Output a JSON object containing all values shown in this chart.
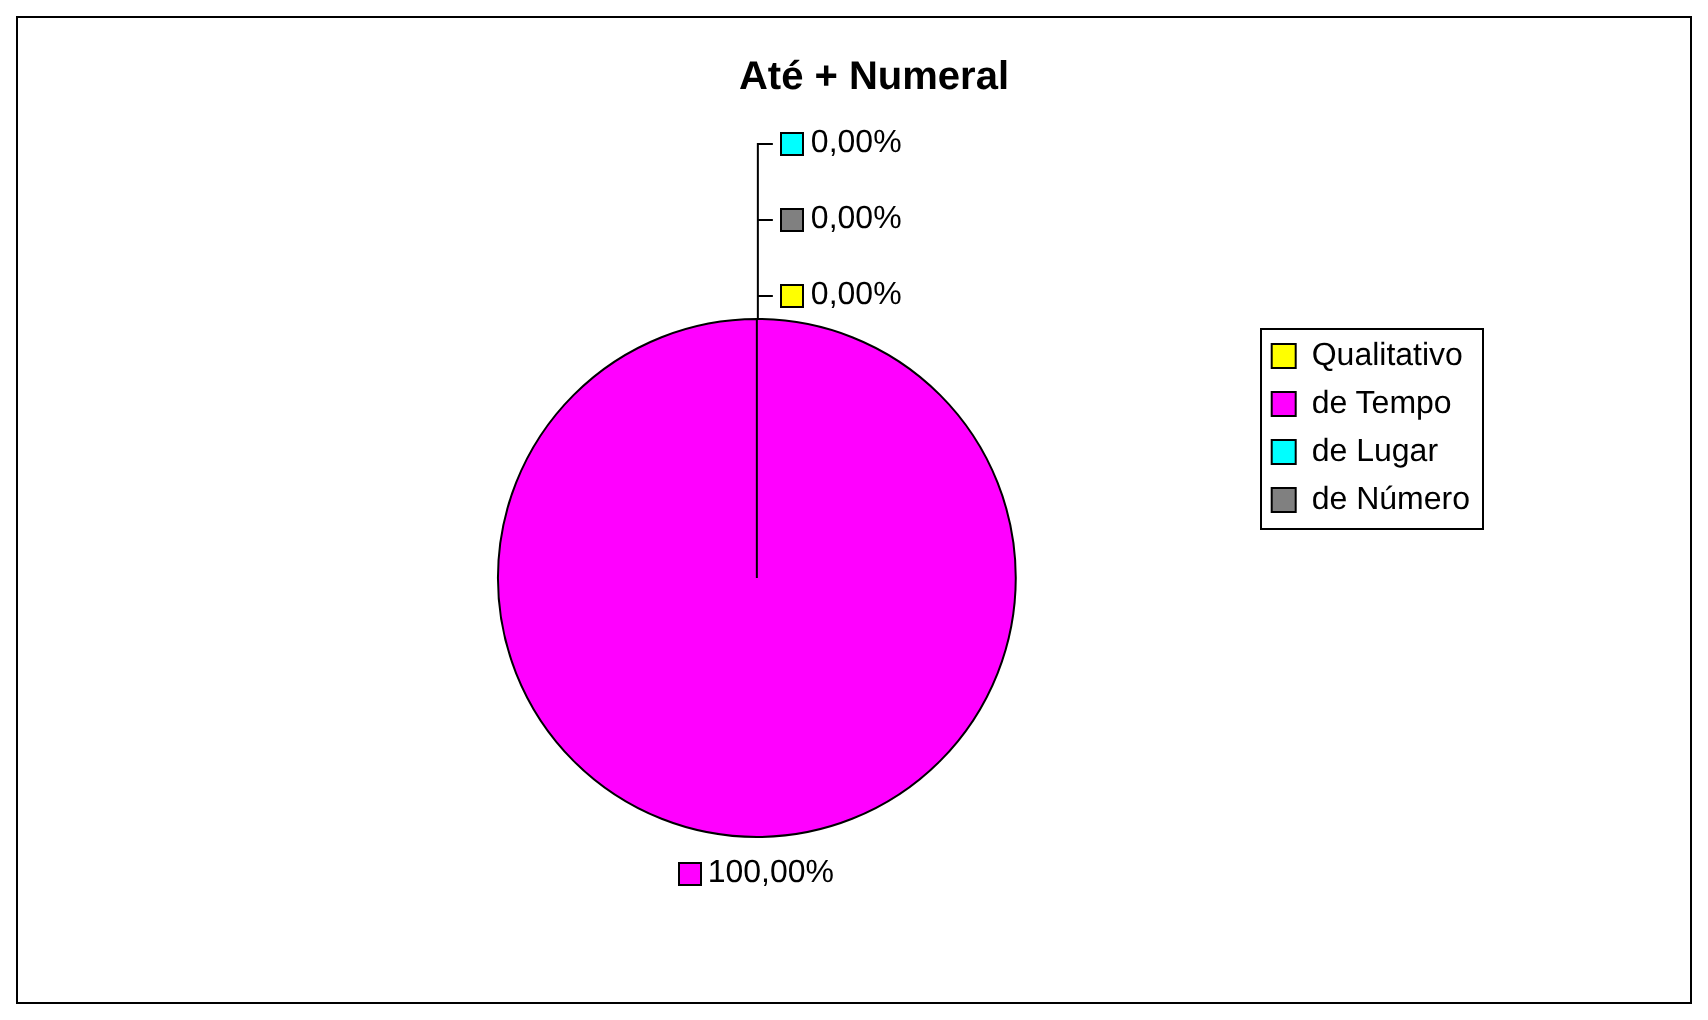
{
  "chart_data": {
    "type": "pie",
    "title": "Até + Numeral",
    "categories": [
      "Qualitativo",
      "de Tempo",
      "de Lugar",
      "de Número"
    ],
    "values": [
      0,
      100,
      0,
      0
    ],
    "colors": [
      "#ffff00",
      "#ff00ff",
      "#00ffff",
      "#808080"
    ],
    "value_labels": [
      "0,00%",
      "100,00%",
      "0,00%",
      "0,00%"
    ],
    "legend": "right"
  }
}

#####

- [WHAT IS EXPECTED]: Reproduce all of the material above word for word. Omit the pictures.

- [COMPLETE ANSWER]:
Output a JSON object containing all values shown in this chart.
{
  "chart_data": {
    "type": "pie",
    "title": "Até + Numeral",
    "categories": [
      "Qualitativo",
      "de Tempo",
      "de Lugar",
      "de Número"
    ],
    "values": [
      0,
      100,
      0,
      0
    ],
    "colors": [
      "#ffff00",
      "#ff00ff",
      "#00ffff",
      "#808080"
    ],
    "value_labels": [
      "0,00%",
      "100,00%",
      "0,00%",
      "0,00%"
    ],
    "legend": "right"
  }
}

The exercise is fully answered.